--- Excerpt ---

Life is contradictory. There is life, and there is death. When someone dies, another is born. That is the evidence of God.
Allow me to say: WHAT!? First of all, although some people die and some people are born every day, the two events are not connected. One death doesn't imply one birth, and neither does one birth imply one death. If it were that simple, the population would be perfectly static.
Now, how the hell does that link to there being a god, anyway?
...ALL is logic around us, all is mathematical, therefore there has to be an 'architect' somewhere behind it all.
Nope, invalid argument here. Let's suppose that both "logical" and "illogical" universes could exist.
Now, let's analyze what might happen in an illogical universe, where mathematics doesn't perfectly hold (for instance, with the rest of our mathematical rules holding, 2+2 curiously equals 5). If you try to apply this rule to a universe, it very rapidly descends into a chaos of "what-ifs." You can say, "Okay, I've got two down quarks in this neutron, and two down quarks in that neutron. Wait, now I've got 5 total. Where did the fifth one come from, which neutron is it in, and what the hell happened to conservation of energy?" Ironically, an illogical universe such as this would require a god to keep everything in line, if even a god could.

--- Written problem ---
In the passage on logic and the existence of God, edit the part between "Life is contradictory." and "universes could exist.", inclusive, so that "constant" replaces "static".

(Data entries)

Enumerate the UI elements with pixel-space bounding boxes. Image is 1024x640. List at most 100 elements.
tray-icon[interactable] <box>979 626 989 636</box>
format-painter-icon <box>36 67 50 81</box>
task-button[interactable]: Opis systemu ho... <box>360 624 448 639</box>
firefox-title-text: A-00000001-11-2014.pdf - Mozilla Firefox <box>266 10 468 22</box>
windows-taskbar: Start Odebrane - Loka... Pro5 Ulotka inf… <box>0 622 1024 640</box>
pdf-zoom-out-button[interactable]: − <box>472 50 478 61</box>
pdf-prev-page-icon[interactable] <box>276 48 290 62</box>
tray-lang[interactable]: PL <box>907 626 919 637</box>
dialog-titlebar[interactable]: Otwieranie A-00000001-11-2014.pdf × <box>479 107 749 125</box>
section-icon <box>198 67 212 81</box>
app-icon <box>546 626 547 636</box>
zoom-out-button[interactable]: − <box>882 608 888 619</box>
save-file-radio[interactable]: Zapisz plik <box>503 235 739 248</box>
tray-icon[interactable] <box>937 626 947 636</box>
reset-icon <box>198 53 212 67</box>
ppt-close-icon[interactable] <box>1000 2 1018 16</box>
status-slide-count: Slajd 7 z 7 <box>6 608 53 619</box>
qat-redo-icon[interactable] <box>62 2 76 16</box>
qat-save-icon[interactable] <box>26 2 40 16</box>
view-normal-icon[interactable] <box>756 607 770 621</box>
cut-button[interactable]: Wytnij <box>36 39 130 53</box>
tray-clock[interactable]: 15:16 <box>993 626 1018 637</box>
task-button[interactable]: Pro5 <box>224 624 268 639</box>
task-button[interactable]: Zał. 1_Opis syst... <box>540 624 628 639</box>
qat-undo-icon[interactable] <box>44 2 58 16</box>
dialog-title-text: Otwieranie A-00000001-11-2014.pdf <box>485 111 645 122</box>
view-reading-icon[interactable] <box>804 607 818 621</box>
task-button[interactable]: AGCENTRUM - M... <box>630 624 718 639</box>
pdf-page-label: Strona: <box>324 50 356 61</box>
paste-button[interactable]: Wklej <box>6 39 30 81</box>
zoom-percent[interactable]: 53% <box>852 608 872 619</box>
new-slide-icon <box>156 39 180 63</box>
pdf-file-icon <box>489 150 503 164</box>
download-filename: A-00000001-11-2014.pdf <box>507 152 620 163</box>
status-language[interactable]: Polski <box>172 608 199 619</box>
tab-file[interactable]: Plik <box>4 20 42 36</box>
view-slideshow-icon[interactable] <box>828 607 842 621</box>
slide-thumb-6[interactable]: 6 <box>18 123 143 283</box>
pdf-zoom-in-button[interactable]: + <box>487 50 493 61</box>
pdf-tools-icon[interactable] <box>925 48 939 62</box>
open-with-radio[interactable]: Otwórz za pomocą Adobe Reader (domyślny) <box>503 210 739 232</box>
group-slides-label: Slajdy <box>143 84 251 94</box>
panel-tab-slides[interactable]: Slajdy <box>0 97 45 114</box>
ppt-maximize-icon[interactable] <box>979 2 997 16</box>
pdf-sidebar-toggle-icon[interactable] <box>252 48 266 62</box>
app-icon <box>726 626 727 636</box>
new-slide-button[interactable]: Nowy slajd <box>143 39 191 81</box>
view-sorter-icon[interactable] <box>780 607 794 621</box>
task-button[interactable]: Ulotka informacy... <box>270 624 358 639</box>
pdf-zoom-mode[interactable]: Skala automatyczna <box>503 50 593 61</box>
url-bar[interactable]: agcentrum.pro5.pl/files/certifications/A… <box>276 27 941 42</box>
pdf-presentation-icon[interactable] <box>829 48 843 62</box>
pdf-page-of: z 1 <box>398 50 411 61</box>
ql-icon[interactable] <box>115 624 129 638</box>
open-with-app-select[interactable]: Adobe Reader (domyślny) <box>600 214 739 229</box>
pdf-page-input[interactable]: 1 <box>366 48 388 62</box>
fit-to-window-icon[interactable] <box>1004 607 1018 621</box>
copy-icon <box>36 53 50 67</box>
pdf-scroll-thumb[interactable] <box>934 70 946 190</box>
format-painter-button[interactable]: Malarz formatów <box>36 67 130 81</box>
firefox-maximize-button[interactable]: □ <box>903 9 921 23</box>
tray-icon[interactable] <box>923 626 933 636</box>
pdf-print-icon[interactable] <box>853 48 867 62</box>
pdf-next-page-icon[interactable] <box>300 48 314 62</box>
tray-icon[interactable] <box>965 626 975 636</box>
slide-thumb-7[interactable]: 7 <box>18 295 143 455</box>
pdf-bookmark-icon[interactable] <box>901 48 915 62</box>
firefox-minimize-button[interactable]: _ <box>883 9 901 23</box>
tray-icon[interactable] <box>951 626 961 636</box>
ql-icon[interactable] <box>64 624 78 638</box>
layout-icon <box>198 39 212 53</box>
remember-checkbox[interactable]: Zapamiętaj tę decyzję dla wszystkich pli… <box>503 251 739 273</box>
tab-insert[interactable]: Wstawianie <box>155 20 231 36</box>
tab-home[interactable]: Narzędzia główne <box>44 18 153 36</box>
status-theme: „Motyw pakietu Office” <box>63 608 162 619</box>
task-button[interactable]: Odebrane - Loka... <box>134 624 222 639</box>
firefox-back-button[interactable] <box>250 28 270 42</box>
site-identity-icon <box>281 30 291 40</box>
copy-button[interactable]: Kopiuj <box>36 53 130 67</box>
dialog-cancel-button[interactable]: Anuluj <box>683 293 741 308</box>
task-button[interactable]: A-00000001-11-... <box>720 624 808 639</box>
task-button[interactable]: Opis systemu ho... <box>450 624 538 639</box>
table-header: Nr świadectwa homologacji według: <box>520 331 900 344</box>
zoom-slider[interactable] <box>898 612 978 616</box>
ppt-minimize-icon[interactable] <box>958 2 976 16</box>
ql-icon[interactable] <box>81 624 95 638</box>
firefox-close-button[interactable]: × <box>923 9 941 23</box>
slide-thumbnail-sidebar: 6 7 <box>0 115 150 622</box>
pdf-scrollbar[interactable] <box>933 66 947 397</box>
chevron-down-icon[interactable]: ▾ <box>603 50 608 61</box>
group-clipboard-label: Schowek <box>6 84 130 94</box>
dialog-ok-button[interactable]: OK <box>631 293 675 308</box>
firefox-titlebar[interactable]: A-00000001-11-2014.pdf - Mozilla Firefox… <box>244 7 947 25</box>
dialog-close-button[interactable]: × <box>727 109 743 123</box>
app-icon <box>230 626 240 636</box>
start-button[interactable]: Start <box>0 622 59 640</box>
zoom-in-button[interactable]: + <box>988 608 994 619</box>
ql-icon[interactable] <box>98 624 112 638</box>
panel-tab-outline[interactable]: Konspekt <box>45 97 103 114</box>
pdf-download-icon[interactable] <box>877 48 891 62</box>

--- Complete answer ---
Life is contradictory. There is life, and there is death. When someone dies, another is born. That is the evidence of God.
Allow me to say: WHAT!? First of all, although some people die and some people are born every day, the two events are not connected. One death doesn't imply one birth, and neither does one birth imply one death. If it were that simple, the population would be perfectly constant.
Now, how the hell does that link to there being a god, anyway?
...ALL is logic around us, all is mathematical, therefore there has to be an 'architect' somewhere behind it all.
Nope, invalid argument here. Let's suppose that both "logical" and "illogical" universes could exist.